[Given instruction]
All of the listing below must be repeated word for word. Pictures are the only thing to omit.

******

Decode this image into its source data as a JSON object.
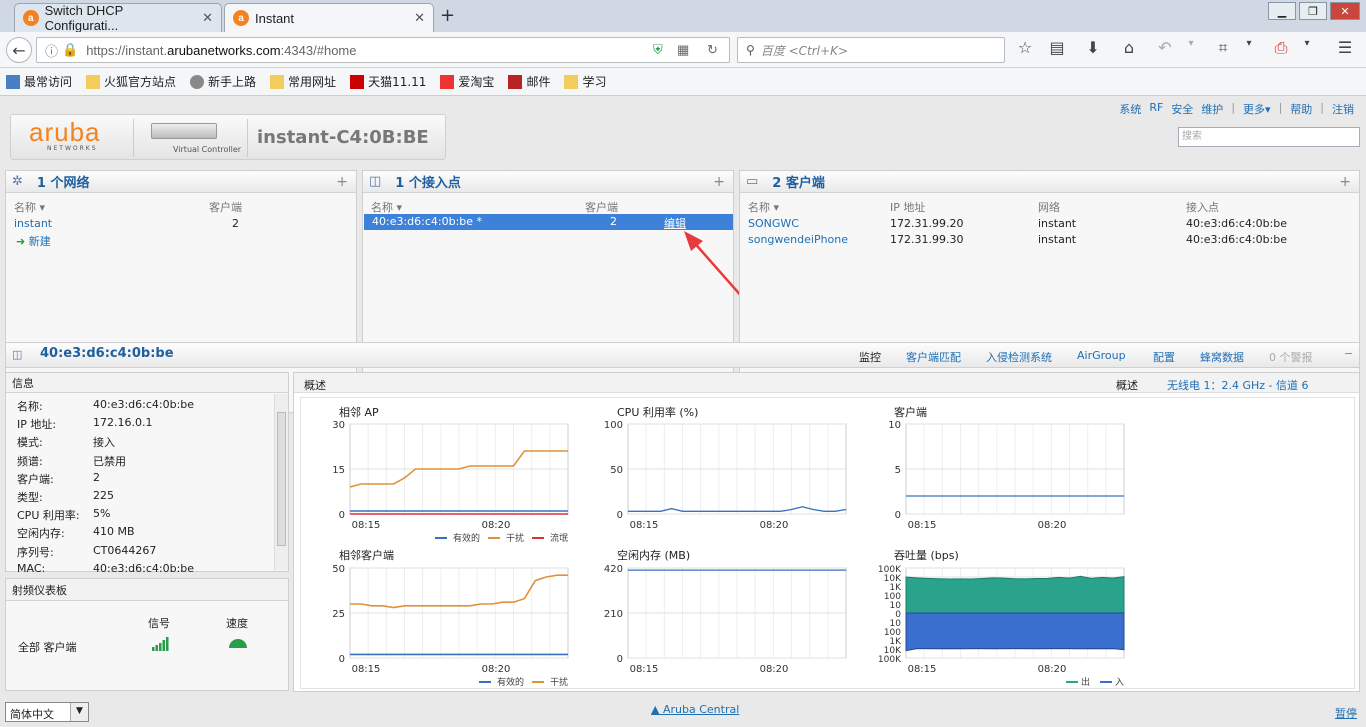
{
  "browser": {
    "tabs": [
      {
        "title": "Switch DHCP Configurati...",
        "close": "✕"
      },
      {
        "title": "Instant",
        "close": "✕"
      }
    ],
    "newtab": "+",
    "url_pre": "https://instant.",
    "url_host": "arubanetworks.com",
    "url_post": ":4343/#home",
    "search_placeholder": "百度 <Ctrl+K>",
    "bookmarks": [
      "最常访问",
      "火狐官方站点",
      "新手上路",
      "常用网址",
      "天猫11.11",
      "爱淘宝",
      "邮件",
      "学习"
    ]
  },
  "toplinks": [
    "系统",
    "RF",
    "安全",
    "维护",
    "更多▾",
    "帮助",
    "注销"
  ],
  "logo": {
    "brand": "aruba",
    "brand_sub": "NETWORKS",
    "device_caption": "Virtual Controller",
    "title": "instant-C4:0B:BE"
  },
  "search_placeholder": "搜索",
  "networks": {
    "title": "1 个网络",
    "col_name": "名称 ▾",
    "col_clients": "客户端",
    "rows": [
      {
        "name": "instant",
        "clients": "2"
      }
    ],
    "new_label": "新建"
  },
  "aps": {
    "title": "1 个接入点",
    "col_name": "名称 ▾",
    "col_clients": "客户端",
    "rows": [
      {
        "name": "40:e3:d6:c4:0b:be *",
        "clients": "2",
        "action": "编辑"
      }
    ]
  },
  "clients": {
    "title": "2 客户端",
    "cols": [
      "名称 ▾",
      "IP 地址",
      "网络",
      "接入点"
    ],
    "rows": [
      {
        "name": "SONGWC",
        "ip": "172.31.99.20",
        "net": "instant",
        "ap": "40:e3:d6:c4:0b:be"
      },
      {
        "name": "songwendeiPhone",
        "ip": "172.31.99.30",
        "net": "instant",
        "ap": "40:e3:d6:c4:0b:be"
      }
    ]
  },
  "detail": {
    "title": "40:e3:d6:c4:0b:be",
    "tabs": [
      "监控",
      "客户端匹配",
      "入侵检测系统",
      "AirGroup",
      "配置",
      "蜂窝数据",
      "0 个警报"
    ],
    "collapse": "−"
  },
  "info": {
    "title": "信息",
    "rows": [
      [
        "名称:",
        "40:e3:d6:c4:0b:be"
      ],
      [
        "IP 地址:",
        "172.16.0.1"
      ],
      [
        "模式:",
        "接入"
      ],
      [
        "频谱:",
        "已禁用"
      ],
      [
        "客户端:",
        "2"
      ],
      [
        "类型:",
        "225"
      ],
      [
        "CPU 利用率:",
        "5%"
      ],
      [
        "空闲内存:",
        "410 MB"
      ],
      [
        "序列号:",
        "CT0644267"
      ],
      [
        "MAC:",
        "40:e3:d6:c4:0b:be"
      ]
    ]
  },
  "rf": {
    "title": "射频仪表板",
    "col_signal": "信号",
    "col_speed": "速度",
    "row_label": "全部 客户端"
  },
  "overview": {
    "title": "概述",
    "right_label": "概述",
    "radio": "无线电 1：2.4 GHz - 信道 6"
  },
  "footer": {
    "lang": "简体中文",
    "central": "Aruba Central",
    "pause": "暂停"
  },
  "chart_data": [
    {
      "type": "line",
      "title": "相邻 AP",
      "x": [
        "08:15",
        "08:20"
      ],
      "ylim": [
        0,
        30
      ],
      "yticks": [
        "30",
        "15",
        "0"
      ],
      "series": [
        {
          "name": "有效的",
          "color": "#3a6fc4",
          "values": [
            1,
            1,
            1,
            1,
            1,
            1,
            1,
            1,
            1,
            1,
            1,
            1,
            1,
            1,
            1,
            1,
            1,
            1,
            1,
            1,
            1
          ]
        },
        {
          "name": "干扰",
          "color": "#e0913a",
          "values": [
            9,
            10,
            10,
            10,
            10,
            12,
            15,
            15,
            15,
            15,
            15,
            16,
            16,
            16,
            16,
            16,
            21,
            21,
            21,
            21,
            21
          ]
        },
        {
          "name": "流氓",
          "color": "#d33",
          "values": [
            0,
            0,
            0,
            0,
            0,
            0,
            0,
            0,
            0,
            0,
            0,
            0,
            0,
            0,
            0,
            0,
            0,
            0,
            0,
            0,
            0
          ]
        }
      ]
    },
    {
      "type": "line",
      "title": "CPU 利用率  (%)",
      "x": [
        "08:15",
        "08:20"
      ],
      "ylim": [
        0,
        100
      ],
      "yticks": [
        "100",
        "50",
        "0"
      ],
      "series": [
        {
          "name": "",
          "color": "#3a6fc4",
          "values": [
            3,
            3,
            3,
            3,
            6,
            3,
            3,
            3,
            3,
            3,
            3,
            3,
            3,
            3,
            3,
            5,
            8,
            5,
            3,
            3,
            5
          ]
        }
      ]
    },
    {
      "type": "line",
      "title": "客户端",
      "x": [
        "08:15",
        "08:20"
      ],
      "ylim": [
        0,
        10
      ],
      "yticks": [
        "10",
        "5",
        "0"
      ],
      "series": [
        {
          "name": "",
          "color": "#3a6fc4",
          "values": [
            2,
            2,
            2,
            2,
            2,
            2,
            2,
            2,
            2,
            2,
            2,
            2,
            2,
            2,
            2,
            2,
            2,
            2,
            2,
            2,
            2
          ]
        }
      ]
    },
    {
      "type": "line",
      "title": "相邻客户端",
      "x": [
        "08:15",
        "08:20"
      ],
      "ylim": [
        0,
        50
      ],
      "yticks": [
        "50",
        "25",
        "0"
      ],
      "series": [
        {
          "name": "有效的",
          "color": "#3a6fc4",
          "values": [
            2,
            2,
            2,
            2,
            2,
            2,
            2,
            2,
            2,
            2,
            2,
            2,
            2,
            2,
            2,
            2,
            2,
            2,
            2,
            2,
            2
          ]
        },
        {
          "name": "干扰",
          "color": "#e0913a",
          "values": [
            30,
            30,
            29,
            29,
            28,
            29,
            29,
            29,
            29,
            29,
            29,
            29,
            30,
            30,
            31,
            31,
            33,
            43,
            45,
            46,
            46
          ]
        }
      ]
    },
    {
      "type": "line",
      "title": "空闲内存  (MB)",
      "x": [
        "08:15",
        "08:20"
      ],
      "ylim": [
        0,
        420
      ],
      "yticks": [
        "420",
        "210",
        "0"
      ],
      "series": [
        {
          "name": "",
          "color": "#3a6fc4",
          "values": [
            410,
            410,
            410,
            410,
            410,
            410,
            410,
            410,
            410,
            410,
            410,
            410,
            410,
            410,
            410,
            410,
            410,
            410,
            410,
            410,
            410
          ]
        }
      ]
    },
    {
      "type": "area",
      "title": "吞吐量  (bps)",
      "x": [
        "08:15",
        "08:20"
      ],
      "yticks": [
        "100K",
        "10K",
        "1K",
        "100",
        "10",
        "0",
        "10",
        "100",
        "1K",
        "10K",
        "100K"
      ],
      "series": [
        {
          "name": "出",
          "color": "#2aa38c",
          "values": [
            10000,
            8000,
            7000,
            6500,
            6000,
            6200,
            6000,
            6800,
            8000,
            7500,
            6500,
            6200,
            6800,
            7000,
            9000,
            7500,
            12000,
            7000,
            9000,
            7500,
            11000
          ]
        },
        {
          "name": "入",
          "color": "#3a6fd0",
          "values": [
            15000,
            9000,
            9000,
            9500,
            9000,
            9200,
            9000,
            9000,
            9300,
            9000,
            9000,
            9000,
            9200,
            9000,
            9000,
            9000,
            9500,
            9000,
            9500,
            9000,
            12000
          ]
        }
      ]
    }
  ]
}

******

[Finished task]
Decode this image into its source data as a JSON object.
{
  "browser": {
    "tabs": [
      {
        "title": "Switch DHCP Configurati...",
        "close": "✕"
      },
      {
        "title": "Instant",
        "close": "✕"
      }
    ],
    "newtab": "+",
    "url_pre": "https://instant.",
    "url_host": "arubanetworks.com",
    "url_post": ":4343/#home",
    "search_placeholder": "百度 <Ctrl+K>",
    "bookmarks": [
      "最常访问",
      "火狐官方站点",
      "新手上路",
      "常用网址",
      "天猫11.11",
      "爱淘宝",
      "邮件",
      "学习"
    ]
  },
  "toplinks": [
    "系统",
    "RF",
    "安全",
    "维护",
    "更多▾",
    "帮助",
    "注销"
  ],
  "logo": {
    "brand": "aruba",
    "brand_sub": "NETWORKS",
    "device_caption": "Virtual Controller",
    "title": "instant-C4:0B:BE"
  },
  "search_placeholder": "搜索",
  "networks": {
    "title": "1 个网络",
    "col_name": "名称 ▾",
    "col_clients": "客户端",
    "rows": [
      {
        "name": "instant",
        "clients": "2"
      }
    ],
    "new_label": "新建"
  },
  "aps": {
    "title": "1 个接入点",
    "col_name": "名称 ▾",
    "col_clients": "客户端",
    "rows": [
      {
        "name": "40:e3:d6:c4:0b:be *",
        "clients": "2",
        "action": "编辑"
      }
    ]
  },
  "clients": {
    "title": "2 客户端",
    "cols": [
      "名称 ▾",
      "IP 地址",
      "网络",
      "接入点"
    ],
    "rows": [
      {
        "name": "SONGWC",
        "ip": "172.31.99.20",
        "net": "instant",
        "ap": "40:e3:d6:c4:0b:be"
      },
      {
        "name": "songwendeiPhone",
        "ip": "172.31.99.30",
        "net": "instant",
        "ap": "40:e3:d6:c4:0b:be"
      }
    ]
  },
  "detail": {
    "title": "40:e3:d6:c4:0b:be",
    "tabs": [
      "监控",
      "客户端匹配",
      "入侵检测系统",
      "AirGroup",
      "配置",
      "蜂窝数据",
      "0 个警报"
    ],
    "collapse": "−"
  },
  "info": {
    "title": "信息",
    "rows": [
      [
        "名称:",
        "40:e3:d6:c4:0b:be"
      ],
      [
        "IP 地址:",
        "172.16.0.1"
      ],
      [
        "模式:",
        "接入"
      ],
      [
        "频谱:",
        "已禁用"
      ],
      [
        "客户端:",
        "2"
      ],
      [
        "类型:",
        "225"
      ],
      [
        "CPU 利用率:",
        "5%"
      ],
      [
        "空闲内存:",
        "410 MB"
      ],
      [
        "序列号:",
        "CT0644267"
      ],
      [
        "MAC:",
        "40:e3:d6:c4:0b:be"
      ]
    ]
  },
  "rf": {
    "title": "射频仪表板",
    "col_signal": "信号",
    "col_speed": "速度",
    "row_label": "全部 客户端"
  },
  "overview": {
    "title": "概述",
    "right_label": "概述",
    "radio": "无线电 1：2.4 GHz - 信道 6"
  },
  "footer": {
    "lang": "简体中文",
    "central": "Aruba Central",
    "pause": "暂停"
  },
  "chart_data": [
    {
      "type": "line",
      "title": "相邻 AP",
      "x": [
        "08:15",
        "08:20"
      ],
      "ylim": [
        0,
        30
      ],
      "yticks": [
        "30",
        "15",
        "0"
      ],
      "series": [
        {
          "name": "有效的",
          "color": "#3a6fc4",
          "values": [
            1,
            1,
            1,
            1,
            1,
            1,
            1,
            1,
            1,
            1,
            1,
            1,
            1,
            1,
            1,
            1,
            1,
            1,
            1,
            1,
            1
          ]
        },
        {
          "name": "干扰",
          "color": "#e0913a",
          "values": [
            9,
            10,
            10,
            10,
            10,
            12,
            15,
            15,
            15,
            15,
            15,
            16,
            16,
            16,
            16,
            16,
            21,
            21,
            21,
            21,
            21
          ]
        },
        {
          "name": "流氓",
          "color": "#d33",
          "values": [
            0,
            0,
            0,
            0,
            0,
            0,
            0,
            0,
            0,
            0,
            0,
            0,
            0,
            0,
            0,
            0,
            0,
            0,
            0,
            0,
            0
          ]
        }
      ]
    },
    {
      "type": "line",
      "title": "CPU 利用率  (%)",
      "x": [
        "08:15",
        "08:20"
      ],
      "ylim": [
        0,
        100
      ],
      "yticks": [
        "100",
        "50",
        "0"
      ],
      "series": [
        {
          "name": "",
          "color": "#3a6fc4",
          "values": [
            3,
            3,
            3,
            3,
            6,
            3,
            3,
            3,
            3,
            3,
            3,
            3,
            3,
            3,
            3,
            5,
            8,
            5,
            3,
            3,
            5
          ]
        }
      ]
    },
    {
      "type": "line",
      "title": "客户端",
      "x": [
        "08:15",
        "08:20"
      ],
      "ylim": [
        0,
        10
      ],
      "yticks": [
        "10",
        "5",
        "0"
      ],
      "series": [
        {
          "name": "",
          "color": "#3a6fc4",
          "values": [
            2,
            2,
            2,
            2,
            2,
            2,
            2,
            2,
            2,
            2,
            2,
            2,
            2,
            2,
            2,
            2,
            2,
            2,
            2,
            2,
            2
          ]
        }
      ]
    },
    {
      "type": "line",
      "title": "相邻客户端",
      "x": [
        "08:15",
        "08:20"
      ],
      "ylim": [
        0,
        50
      ],
      "yticks": [
        "50",
        "25",
        "0"
      ],
      "series": [
        {
          "name": "有效的",
          "color": "#3a6fc4",
          "values": [
            2,
            2,
            2,
            2,
            2,
            2,
            2,
            2,
            2,
            2,
            2,
            2,
            2,
            2,
            2,
            2,
            2,
            2,
            2,
            2,
            2
          ]
        },
        {
          "name": "干扰",
          "color": "#e0913a",
          "values": [
            30,
            30,
            29,
            29,
            28,
            29,
            29,
            29,
            29,
            29,
            29,
            29,
            30,
            30,
            31,
            31,
            33,
            43,
            45,
            46,
            46
          ]
        }
      ]
    },
    {
      "type": "line",
      "title": "空闲内存  (MB)",
      "x": [
        "08:15",
        "08:20"
      ],
      "ylim": [
        0,
        420
      ],
      "yticks": [
        "420",
        "210",
        "0"
      ],
      "series": [
        {
          "name": "",
          "color": "#3a6fc4",
          "values": [
            410,
            410,
            410,
            410,
            410,
            410,
            410,
            410,
            410,
            410,
            410,
            410,
            410,
            410,
            410,
            410,
            410,
            410,
            410,
            410,
            410
          ]
        }
      ]
    },
    {
      "type": "area",
      "title": "吞吐量  (bps)",
      "x": [
        "08:15",
        "08:20"
      ],
      "yticks": [
        "100K",
        "10K",
        "1K",
        "100",
        "10",
        "0",
        "10",
        "100",
        "1K",
        "10K",
        "100K"
      ],
      "series": [
        {
          "name": "出",
          "color": "#2aa38c",
          "values": [
            10000,
            8000,
            7000,
            6500,
            6000,
            6200,
            6000,
            6800,
            8000,
            7500,
            6500,
            6200,
            6800,
            7000,
            9000,
            7500,
            12000,
            7000,
            9000,
            7500,
            11000
          ]
        },
        {
          "name": "入",
          "color": "#3a6fd0",
          "values": [
            15000,
            9000,
            9000,
            9500,
            9000,
            9200,
            9000,
            9000,
            9300,
            9000,
            9000,
            9000,
            9200,
            9000,
            9000,
            9000,
            9500,
            9000,
            9500,
            9000,
            12000
          ]
        }
      ]
    }
  ]
}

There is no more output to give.